_Written task:_ Each entry in the listing below should be restated word for word.

___

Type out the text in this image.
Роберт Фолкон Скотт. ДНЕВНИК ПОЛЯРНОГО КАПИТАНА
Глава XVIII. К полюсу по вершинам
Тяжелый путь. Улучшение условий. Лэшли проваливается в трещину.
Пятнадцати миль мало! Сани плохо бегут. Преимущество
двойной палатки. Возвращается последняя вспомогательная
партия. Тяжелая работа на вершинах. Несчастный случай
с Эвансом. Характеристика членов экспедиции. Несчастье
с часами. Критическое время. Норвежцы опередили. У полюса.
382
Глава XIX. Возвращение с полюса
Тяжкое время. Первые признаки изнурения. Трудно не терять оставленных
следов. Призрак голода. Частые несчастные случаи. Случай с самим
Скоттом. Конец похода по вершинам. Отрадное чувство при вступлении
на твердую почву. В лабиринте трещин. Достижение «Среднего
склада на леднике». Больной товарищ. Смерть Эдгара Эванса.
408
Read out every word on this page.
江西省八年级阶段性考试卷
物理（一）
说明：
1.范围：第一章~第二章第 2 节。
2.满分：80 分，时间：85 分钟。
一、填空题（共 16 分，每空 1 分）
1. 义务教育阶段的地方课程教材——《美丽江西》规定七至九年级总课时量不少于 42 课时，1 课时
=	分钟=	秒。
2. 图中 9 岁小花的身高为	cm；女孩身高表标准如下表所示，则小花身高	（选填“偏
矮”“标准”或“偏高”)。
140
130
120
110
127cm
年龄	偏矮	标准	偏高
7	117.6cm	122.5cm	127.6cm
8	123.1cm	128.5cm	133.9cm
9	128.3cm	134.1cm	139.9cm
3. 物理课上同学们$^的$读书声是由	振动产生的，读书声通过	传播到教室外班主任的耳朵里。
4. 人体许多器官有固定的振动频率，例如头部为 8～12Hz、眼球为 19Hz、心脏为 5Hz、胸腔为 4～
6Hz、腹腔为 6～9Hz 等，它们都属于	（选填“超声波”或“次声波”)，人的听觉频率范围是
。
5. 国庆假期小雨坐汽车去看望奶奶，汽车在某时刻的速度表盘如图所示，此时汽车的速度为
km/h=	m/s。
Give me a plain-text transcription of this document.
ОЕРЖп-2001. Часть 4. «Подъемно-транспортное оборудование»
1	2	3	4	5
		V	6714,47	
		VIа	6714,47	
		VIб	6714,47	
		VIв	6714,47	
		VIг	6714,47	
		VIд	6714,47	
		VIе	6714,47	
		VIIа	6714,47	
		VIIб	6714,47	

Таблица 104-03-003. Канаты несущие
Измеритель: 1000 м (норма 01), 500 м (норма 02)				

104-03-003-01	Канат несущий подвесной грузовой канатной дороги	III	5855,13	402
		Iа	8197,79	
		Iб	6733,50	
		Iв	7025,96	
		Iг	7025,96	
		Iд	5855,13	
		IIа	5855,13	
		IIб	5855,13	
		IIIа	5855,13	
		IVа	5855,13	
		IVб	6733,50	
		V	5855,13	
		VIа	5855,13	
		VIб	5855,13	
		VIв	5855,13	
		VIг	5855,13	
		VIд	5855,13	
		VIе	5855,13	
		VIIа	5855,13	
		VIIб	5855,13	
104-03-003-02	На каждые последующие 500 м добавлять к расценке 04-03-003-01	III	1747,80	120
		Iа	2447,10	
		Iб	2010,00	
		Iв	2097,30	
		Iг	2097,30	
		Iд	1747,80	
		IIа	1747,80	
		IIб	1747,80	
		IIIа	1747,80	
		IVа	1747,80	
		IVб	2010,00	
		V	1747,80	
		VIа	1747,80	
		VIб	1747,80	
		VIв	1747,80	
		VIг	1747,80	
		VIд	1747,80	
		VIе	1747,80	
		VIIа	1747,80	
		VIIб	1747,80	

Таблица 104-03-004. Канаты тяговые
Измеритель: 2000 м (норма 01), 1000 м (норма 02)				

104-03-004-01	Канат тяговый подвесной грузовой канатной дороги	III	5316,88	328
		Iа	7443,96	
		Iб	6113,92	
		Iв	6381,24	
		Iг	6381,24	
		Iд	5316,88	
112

___

_Output for this task:_
Type out the text in this image.
Роберт Фолкон Скотт. ДНЕВНИК ПОЛЯРНОГО КАПИТАНА
Глава XVIII. К полюсу по вершинам
Тяжелый путь. Улучшение условий. Лэшли проваливается в трещину.
Пятнадцати миль мало! Сани плохо бегут. Преимущество
двойной палатки. Возвращается последняя вспомогательная
партия. Тяжелая работа на вершинах. Несчастный случай
с Эвансом. Характеристика членов экспедиции. Несчастье
с часами. Критическое время. Норвежцы опередили. У полюса.
382
Глава XIX. Возвращение с полюса
Тяжкое время. Первые признаки изнурения. Трудно не терять оставленных
следов. Призрак голода. Частые несчастные случаи. Случай с самим
Скоттом. Конец похода по вершинам. Отрадное чувство при вступлении
на твердую почву. В лабиринте трещин. Достижение «Среднего
склада на леднике». Больной товарищ. Смерть Эдгара Эванса.
408
Read out every word on this page.
江西省八年级阶段性考试卷
物理（一）
说明：
1.范围：第一章~第二章第 2 节。
2.满分：80 分，时间：85 分钟。
一、填空题（共 16 分，每空 1 分）
1. 义务教育阶段的地方课程教材——《美丽江西》规定七至九年级总课时量不少于 42 课时，1 课时
=	分钟=	秒。
2. 图中 9 岁小花的身高为	cm；女孩身高表标准如下表所示，则小花身高	（选填“偏
矮”“标准”或“偏高”)。
140
130
120
110
127cm
年龄	偏矮	标准	偏高
7	117.6cm	122.5cm	127.6cm
8	123.1cm	128.5cm	133.9cm
9	128.3cm	134.1cm	139.9cm
3. 物理课上同学们$^的$读书声是由	振动产生的，读书声通过	传播到教室外班主任的耳朵里。
4. 人体许多器官有固定的振动频率，例如头部为 8～12Hz、眼球为 19Hz、心脏为 5Hz、胸腔为 4～
6Hz、腹腔为 6～9Hz 等，它们都属于	（选填“超声波”或“次声波”)，人的听觉频率范围是
。
5. 国庆假期小雨坐汽车去看望奶奶，汽车在某时刻的速度表盘如图所示，此时汽车的速度为
km/h=	m/s。
Give me a plain-text transcription of this document.
ОЕРЖп-2001. Часть 4. «Подъемно-транспортное оборудование»
1	2	3	4	5
		V	6714,47	
		VIа	6714,47	
		VIб	6714,47	
		VIв	6714,47	
		VIг	6714,47	
		VIд	6714,47	
		VIе	6714,47	
		VIIа	6714,47	
		VIIб	6714,47	

Таблица 104-03-003. Канаты несущие
Измеритель: 1000 м (норма 01), 500 м (норма 02)				

104-03-003-01	Канат несущий подвесной грузовой канатной дороги	III	5855,13	402
		Iа	8197,79	
		Iб	6733,50	
		Iв	7025,96	
		Iг	7025,96	
		Iд	5855,13	
		IIа	5855,13	
		IIб	5855,13	
		IIIа	5855,13	
		IVа	5855,13	
		IVб	6733,50	
		V	5855,13	
		VIа	5855,13	
		VIб	5855,13	
		VIв	5855,13	
		VIг	5855,13	
		VIд	5855,13	
		VIе	5855,13	
		VIIа	5855,13	
		VIIб	5855,13	
104-03-003-02	На каждые последующие 500 м добавлять к расценке 04-03-003-01	III	1747,80	120
		Iа	2447,10	
		Iб	2010,00	
		Iв	2097,30	
		Iг	2097,30	
		Iд	1747,80	
		IIа	1747,80	
		IIб	1747,80	
		IIIа	1747,80	
		IVа	1747,80	
		IVб	2010,00	
		V	1747,80	
		VIа	1747,80	
		VIб	1747,80	
		VIв	1747,80	
		VIг	1747,80	
		VIд	1747,80	
		VIе	1747,80	
		VIIа	1747,80	
		VIIб	1747,80	

Таблица 104-03-004. Канаты тяговые
Измеритель: 2000 м (норма 01), 1000 м (норма 02)				

104-03-004-01	Канат тяговый подвесной грузовой канатной дороги	III	5316,88	328
		Iа	7443,96	
		Iб	6113,92	
		Iв	6381,24	
		Iг	6381,24	
		Iд	5316,88	
112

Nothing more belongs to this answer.